_What is being asked:_ Omit the pictures, then write out every entry exactly as it reads.
── Information provided ──
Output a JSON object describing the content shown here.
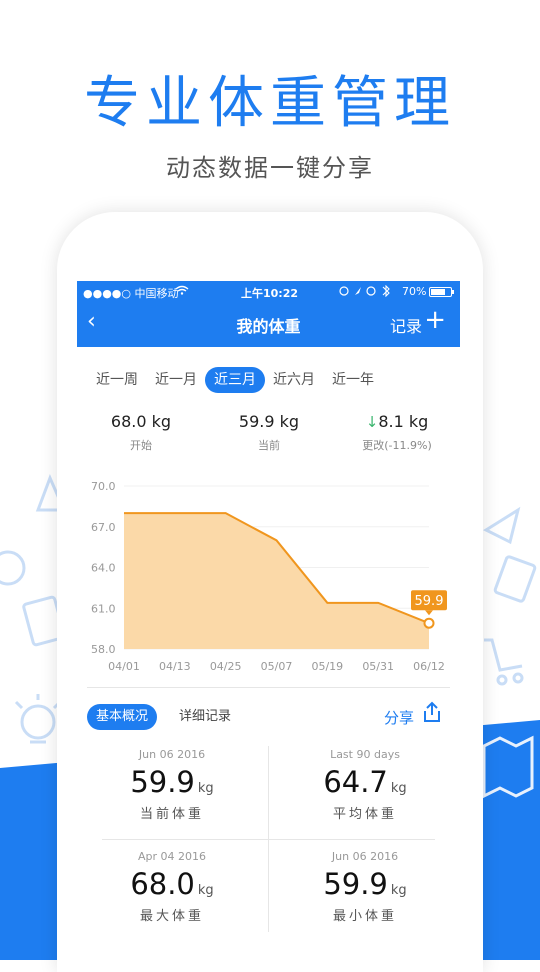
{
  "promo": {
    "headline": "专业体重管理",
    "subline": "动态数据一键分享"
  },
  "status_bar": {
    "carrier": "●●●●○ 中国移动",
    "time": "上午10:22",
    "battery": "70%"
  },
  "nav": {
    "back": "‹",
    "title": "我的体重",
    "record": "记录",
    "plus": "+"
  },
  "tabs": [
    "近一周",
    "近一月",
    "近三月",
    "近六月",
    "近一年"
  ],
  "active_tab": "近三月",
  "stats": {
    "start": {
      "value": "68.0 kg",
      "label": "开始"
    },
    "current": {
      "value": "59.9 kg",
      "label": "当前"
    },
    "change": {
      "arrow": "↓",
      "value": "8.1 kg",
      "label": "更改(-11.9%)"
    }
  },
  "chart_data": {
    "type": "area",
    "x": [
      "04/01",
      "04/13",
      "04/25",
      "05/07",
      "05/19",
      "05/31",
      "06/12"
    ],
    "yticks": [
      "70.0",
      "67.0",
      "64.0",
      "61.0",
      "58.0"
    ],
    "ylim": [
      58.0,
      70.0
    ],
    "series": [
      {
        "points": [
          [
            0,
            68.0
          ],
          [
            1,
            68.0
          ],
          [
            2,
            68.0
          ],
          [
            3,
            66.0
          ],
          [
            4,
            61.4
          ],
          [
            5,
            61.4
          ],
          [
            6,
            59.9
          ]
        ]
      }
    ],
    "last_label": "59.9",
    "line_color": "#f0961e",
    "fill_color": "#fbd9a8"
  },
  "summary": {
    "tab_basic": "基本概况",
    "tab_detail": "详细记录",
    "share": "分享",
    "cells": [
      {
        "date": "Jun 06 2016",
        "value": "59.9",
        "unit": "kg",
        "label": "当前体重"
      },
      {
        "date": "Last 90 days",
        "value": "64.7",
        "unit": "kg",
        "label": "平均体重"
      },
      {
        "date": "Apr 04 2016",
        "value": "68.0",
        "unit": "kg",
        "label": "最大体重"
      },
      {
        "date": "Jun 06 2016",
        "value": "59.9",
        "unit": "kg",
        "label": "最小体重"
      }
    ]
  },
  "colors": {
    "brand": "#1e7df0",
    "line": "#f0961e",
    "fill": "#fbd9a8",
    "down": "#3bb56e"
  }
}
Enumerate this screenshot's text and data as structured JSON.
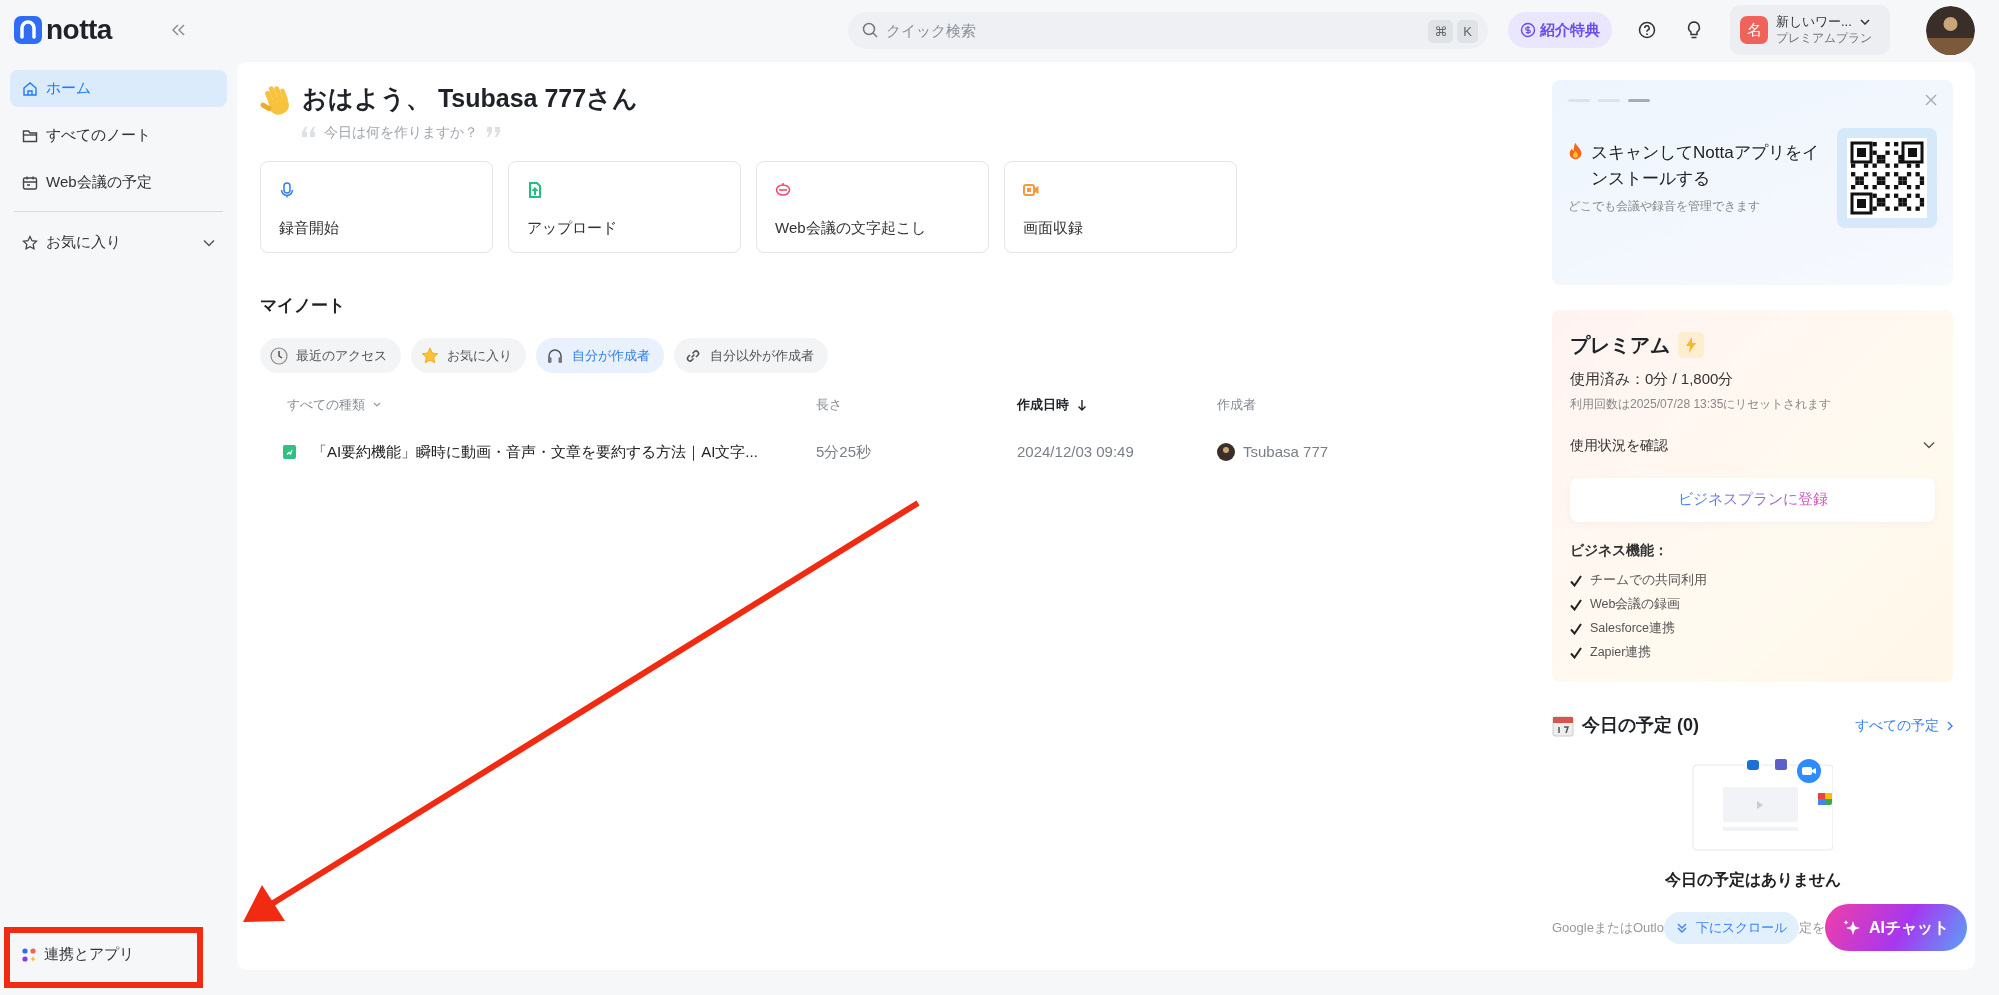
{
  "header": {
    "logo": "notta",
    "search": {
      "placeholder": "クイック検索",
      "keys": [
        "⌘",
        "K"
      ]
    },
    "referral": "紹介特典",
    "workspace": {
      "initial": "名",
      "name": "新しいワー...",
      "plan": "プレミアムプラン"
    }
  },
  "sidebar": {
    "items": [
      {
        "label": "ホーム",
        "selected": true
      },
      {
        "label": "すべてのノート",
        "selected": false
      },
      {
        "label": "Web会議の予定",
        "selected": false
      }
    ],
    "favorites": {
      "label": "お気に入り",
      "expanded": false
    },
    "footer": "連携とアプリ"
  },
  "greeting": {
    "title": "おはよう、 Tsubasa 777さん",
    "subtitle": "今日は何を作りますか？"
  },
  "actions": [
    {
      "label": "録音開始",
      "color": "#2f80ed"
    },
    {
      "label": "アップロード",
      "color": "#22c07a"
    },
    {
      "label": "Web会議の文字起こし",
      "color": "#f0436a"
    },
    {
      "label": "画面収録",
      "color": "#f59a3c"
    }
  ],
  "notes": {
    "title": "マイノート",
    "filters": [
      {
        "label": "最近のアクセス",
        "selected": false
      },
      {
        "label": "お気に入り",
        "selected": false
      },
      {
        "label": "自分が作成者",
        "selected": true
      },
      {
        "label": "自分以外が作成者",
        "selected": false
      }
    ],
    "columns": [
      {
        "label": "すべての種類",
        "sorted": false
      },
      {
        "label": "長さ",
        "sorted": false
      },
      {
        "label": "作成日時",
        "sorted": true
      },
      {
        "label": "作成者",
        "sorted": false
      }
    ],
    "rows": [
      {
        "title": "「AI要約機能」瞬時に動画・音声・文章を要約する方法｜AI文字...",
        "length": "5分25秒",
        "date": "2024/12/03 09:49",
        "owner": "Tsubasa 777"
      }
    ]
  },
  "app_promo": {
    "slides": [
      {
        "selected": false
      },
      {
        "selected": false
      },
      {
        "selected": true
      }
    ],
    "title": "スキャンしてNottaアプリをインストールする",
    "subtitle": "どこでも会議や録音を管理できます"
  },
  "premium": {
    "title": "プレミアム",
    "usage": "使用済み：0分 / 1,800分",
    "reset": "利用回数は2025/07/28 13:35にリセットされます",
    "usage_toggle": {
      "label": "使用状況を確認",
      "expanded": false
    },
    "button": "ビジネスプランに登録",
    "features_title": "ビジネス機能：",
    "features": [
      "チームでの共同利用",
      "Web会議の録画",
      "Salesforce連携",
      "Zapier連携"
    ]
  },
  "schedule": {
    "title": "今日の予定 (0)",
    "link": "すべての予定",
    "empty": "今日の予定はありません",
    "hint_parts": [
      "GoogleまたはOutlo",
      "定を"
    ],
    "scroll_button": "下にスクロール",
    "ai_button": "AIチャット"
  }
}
───
_Right answer:_
Output a JSON object describing the content shown here.
{
  "promo": {
    "headline": "专业体重管理",
    "subline": "动态数据一键分享"
  },
  "status_bar": {
    "carrier": "●●●●○ 中国移动",
    "time": "上午10:22",
    "battery": "70%"
  },
  "nav": {
    "back": "‹",
    "title": "我的体重",
    "record": "记录",
    "plus": "+"
  },
  "tabs": [
    "近一周",
    "近一月",
    "近三月",
    "近六月",
    "近一年"
  ],
  "active_tab": "近三月",
  "stats": {
    "start": {
      "value": "68.0 kg",
      "label": "开始"
    },
    "current": {
      "value": "59.9 kg",
      "label": "当前"
    },
    "change": {
      "arrow": "↓",
      "value": "8.1 kg",
      "label": "更改(-11.9%)"
    }
  },
  "chart_data": {
    "type": "area",
    "x": [
      "04/01",
      "04/13",
      "04/25",
      "05/07",
      "05/19",
      "05/31",
      "06/12"
    ],
    "yticks": [
      "70.0",
      "67.0",
      "64.0",
      "61.0",
      "58.0"
    ],
    "ylim": [
      58.0,
      70.0
    ],
    "series": [
      {
        "points": [
          [
            0,
            68.0
          ],
          [
            1,
            68.0
          ],
          [
            2,
            68.0
          ],
          [
            3,
            66.0
          ],
          [
            4,
            61.4
          ],
          [
            5,
            61.4
          ],
          [
            6,
            59.9
          ]
        ]
      }
    ],
    "last_label": "59.9",
    "line_color": "#f0961e",
    "fill_color": "#fbd9a8"
  },
  "summary": {
    "tab_basic": "基本概况",
    "tab_detail": "详细记录",
    "share": "分享",
    "cells": [
      {
        "date": "Jun 06 2016",
        "value": "59.9",
        "unit": "kg",
        "label": "当前体重"
      },
      {
        "date": "Last 90 days",
        "value": "64.7",
        "unit": "kg",
        "label": "平均体重"
      },
      {
        "date": "Apr 04 2016",
        "value": "68.0",
        "unit": "kg",
        "label": "最大体重"
      },
      {
        "date": "Jun 06 2016",
        "value": "59.9",
        "unit": "kg",
        "label": "最小体重"
      }
    ]
  },
  "colors": {
    "brand": "#1e7df0",
    "line": "#f0961e",
    "fill": "#fbd9a8",
    "down": "#3bb56e"
  }
}
Enumerate this screenshot's text and data as structured JSON.
{
  "header": {
    "logo": "notta",
    "search": {
      "placeholder": "クイック検索",
      "keys": [
        "⌘",
        "K"
      ]
    },
    "referral": "紹介特典",
    "workspace": {
      "initial": "名",
      "name": "新しいワー...",
      "plan": "プレミアムプラン"
    }
  },
  "sidebar": {
    "items": [
      {
        "label": "ホーム",
        "selected": true
      },
      {
        "label": "すべてのノート",
        "selected": false
      },
      {
        "label": "Web会議の予定",
        "selected": false
      }
    ],
    "favorites": {
      "label": "お気に入り",
      "expanded": false
    },
    "footer": "連携とアプリ"
  },
  "greeting": {
    "title": "おはよう、 Tsubasa 777さん",
    "subtitle": "今日は何を作りますか？"
  },
  "actions": [
    {
      "label": "録音開始",
      "color": "#2f80ed"
    },
    {
      "label": "アップロード",
      "color": "#22c07a"
    },
    {
      "label": "Web会議の文字起こし",
      "color": "#f0436a"
    },
    {
      "label": "画面収録",
      "color": "#f59a3c"
    }
  ],
  "notes": {
    "title": "マイノート",
    "filters": [
      {
        "label": "最近のアクセス",
        "selected": false
      },
      {
        "label": "お気に入り",
        "selected": false
      },
      {
        "label": "自分が作成者",
        "selected": true
      },
      {
        "label": "自分以外が作成者",
        "selected": false
      }
    ],
    "columns": [
      {
        "label": "すべての種類",
        "sorted": false
      },
      {
        "label": "長さ",
        "sorted": false
      },
      {
        "label": "作成日時",
        "sorted": true
      },
      {
        "label": "作成者",
        "sorted": false
      }
    ],
    "rows": [
      {
        "title": "「AI要約機能」瞬時に動画・音声・文章を要約する方法｜AI文字...",
        "length": "5分25秒",
        "date": "2024/12/03 09:49",
        "owner": "Tsubasa 777"
      }
    ]
  },
  "app_promo": {
    "slides": [
      {
        "selected": false
      },
      {
        "selected": false
      },
      {
        "selected": true
      }
    ],
    "title": "スキャンしてNottaアプリをインストールする",
    "subtitle": "どこでも会議や録音を管理できます"
  },
  "premium": {
    "title": "プレミアム",
    "usage": "使用済み：0分 / 1,800分",
    "reset": "利用回数は2025/07/28 13:35にリセットされます",
    "usage_toggle": {
      "label": "使用状況を確認",
      "expanded": false
    },
    "button": "ビジネスプランに登録",
    "features_title": "ビジネス機能：",
    "features": [
      "チームでの共同利用",
      "Web会議の録画",
      "Salesforce連携",
      "Zapier連携"
    ]
  },
  "schedule": {
    "title": "今日の予定 (0)",
    "link": "すべての予定",
    "empty": "今日の予定はありません",
    "hint_parts": [
      "GoogleまたはOutlo",
      "定を"
    ],
    "scroll_button": "下にスクロール",
    "ai_button": "AIチャット"
  }
}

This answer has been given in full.